AIM OF THE EXERCISE. Scan each line of the records for the word "screenshot" and extract the ones that have it.

EXERCISE MATERIALS.

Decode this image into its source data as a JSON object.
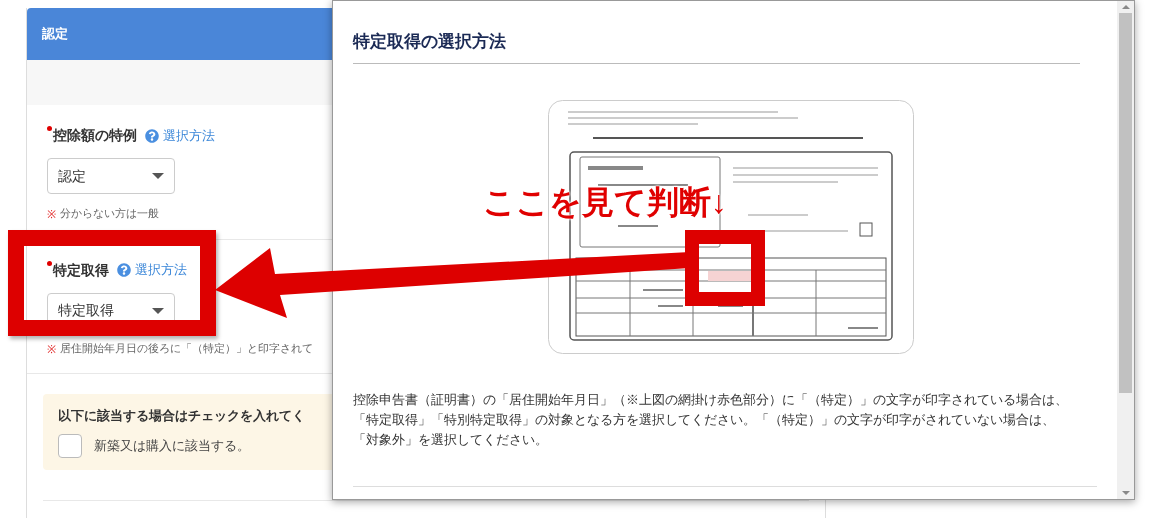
{
  "panel": {
    "title": "認定"
  },
  "fields": [
    {
      "label": "控除額の特例",
      "required": true,
      "help_link": "選択方法",
      "value": "認定",
      "note_mark": "※",
      "note": "分からない方は一般"
    },
    {
      "label": "特定取得",
      "required": true,
      "help_link": "選択方法",
      "value": "特定取得",
      "note_mark": "※",
      "note": "居住開始年月日の後ろに「（特定）」と印字されて"
    }
  ],
  "checkbox_group": {
    "heading": "以下に該当する場合はチェックを入れてく",
    "items": [
      {
        "label": "新築又は購入に該当する。",
        "checked": false
      }
    ]
  },
  "modal": {
    "title": "特定取得の選択方法",
    "body": "控除申告書（証明書）の「居住開始年月日」（※上図の網掛け赤色部分）に「（特定）」の文字が印字されている場合は、「特定取得」「特別特定取得」の対象となる方を選択してください。「（特定）」の文字が印字がされていない場合は、「対象外」を選択してください。"
  },
  "annotation": {
    "text": "ここを見て判断↓"
  }
}
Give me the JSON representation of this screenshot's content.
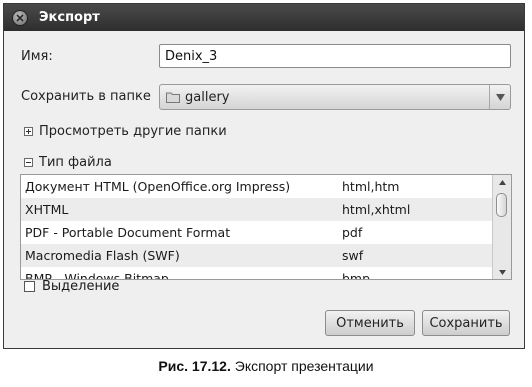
{
  "window": {
    "title": "Экспорт"
  },
  "form": {
    "name_label": "Имя:",
    "name_value": "Denix_3",
    "folder_label": "Сохранить в папке",
    "folder_value": "gallery"
  },
  "browse_expander": {
    "symbol": "+",
    "label": "Просмотреть другие папки"
  },
  "filetype_expander": {
    "symbol": "−",
    "label": "Тип файла"
  },
  "file_types": [
    {
      "name": "Документ HTML (OpenOffice.org Impress)",
      "ext": "html,htm"
    },
    {
      "name": "XHTML",
      "ext": "html,xhtml"
    },
    {
      "name": "PDF - Portable Document Format",
      "ext": "pdf"
    },
    {
      "name": "Macromedia Flash (SWF)",
      "ext": "swf"
    },
    {
      "name": "BMP - Windows Bitmap",
      "ext": "bmp"
    }
  ],
  "selection_checkbox": {
    "label": "Выделение",
    "checked": false
  },
  "buttons": {
    "cancel": "Отменить",
    "save": "Сохранить"
  },
  "caption": {
    "prefix": "Рис. 17.12.",
    "text": "Экспорт презентации"
  },
  "colors": {
    "titlebar": "#3a3a3a",
    "dialog_bg": "#efefef",
    "list_alt_row": "#ececec"
  }
}
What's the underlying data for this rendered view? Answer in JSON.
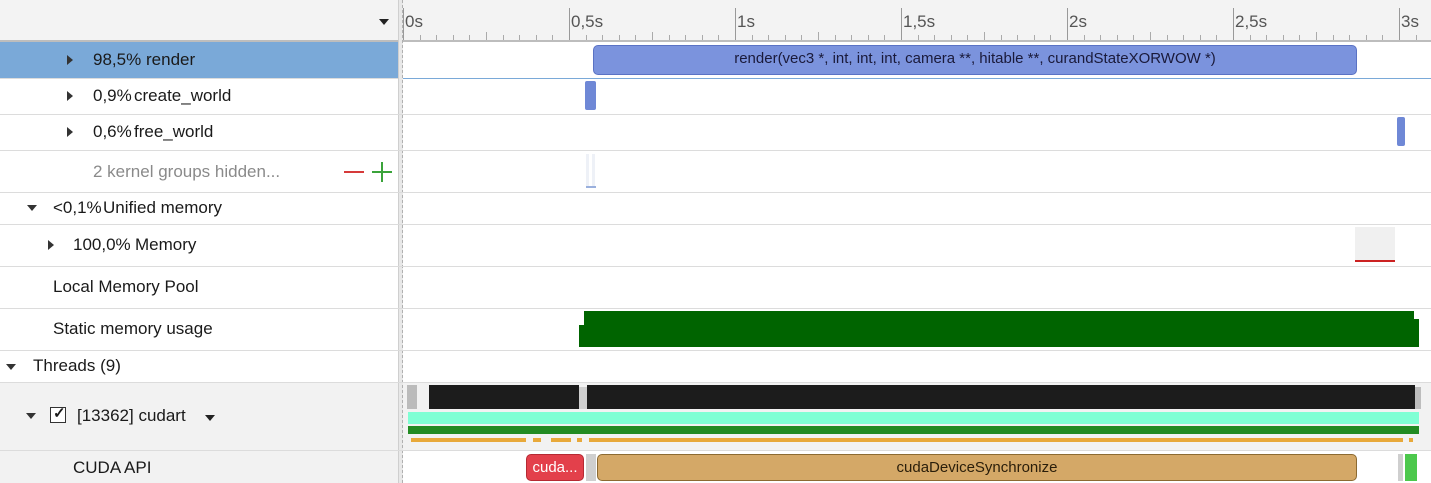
{
  "axis": {
    "ticks": [
      "0s",
      "0,5s",
      "1s",
      "1,5s",
      "2s",
      "2,5s",
      "3s"
    ]
  },
  "rows": {
    "render": {
      "pct": "98,5%",
      "name": "render"
    },
    "create_world": {
      "pct": "0,9%",
      "name": "create_world"
    },
    "free_world": {
      "pct": "0,6%",
      "name": "free_world"
    },
    "hidden": {
      "label": "2 kernel groups hidden..."
    },
    "unified": {
      "pct": "<0,1%",
      "name": "Unified memory"
    },
    "memory": {
      "pct": "100,0%",
      "name": "Memory"
    },
    "local_pool": {
      "label": "Local Memory Pool"
    },
    "static_mem": {
      "label": "Static memory usage"
    },
    "threads": {
      "label": "Threads (9)"
    },
    "cudart": {
      "label": "[13362] cudart",
      "checked": true
    },
    "cuda_api": {
      "label": "CUDA API"
    }
  },
  "timeline": {
    "render_kernel": "render(vec3 *, int, int, int, camera **, hitable **, curandStateXORWOW *)",
    "cuda_red": "cuda...",
    "cuda_sync": "cudaDeviceSynchronize"
  },
  "colors": {
    "selected_row": "#7aa9d8",
    "kernel_bar": "#7b93dd",
    "static_mem": "#006400",
    "api_red": "#e3404b",
    "api_sync": "#d4a867",
    "thread_teal": "#7fffd4",
    "thread_green": "#228b22",
    "thread_orange": "#e8a93a"
  }
}
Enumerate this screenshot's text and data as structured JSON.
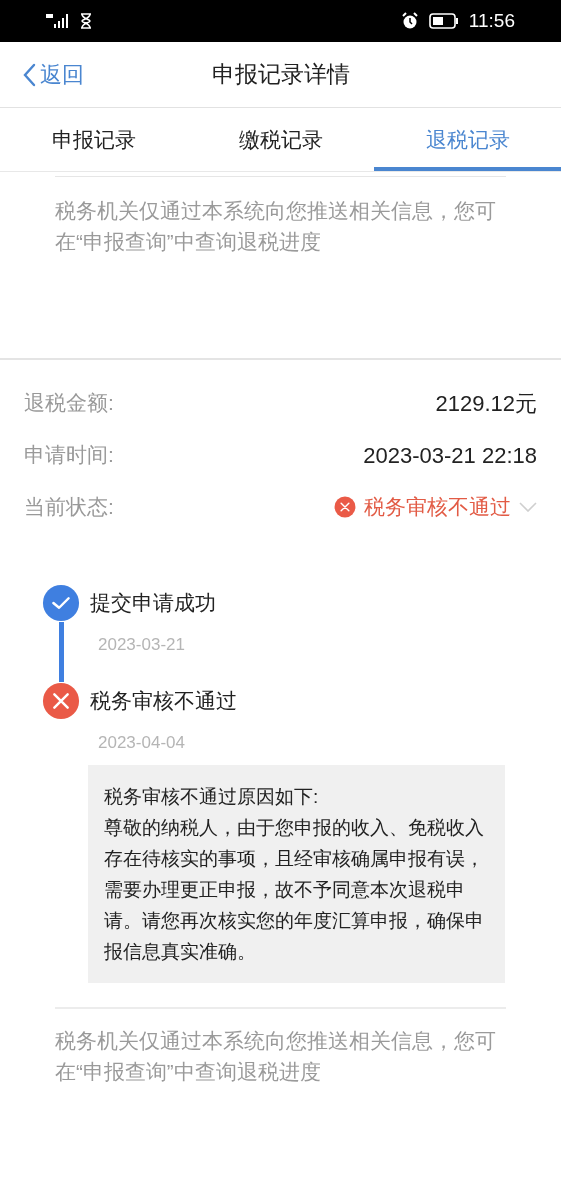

WRITTEN SOLUTION.
Give me the JSON representation of this screenshot's content.
Enumerate this screenshot's text and data as structured JSON.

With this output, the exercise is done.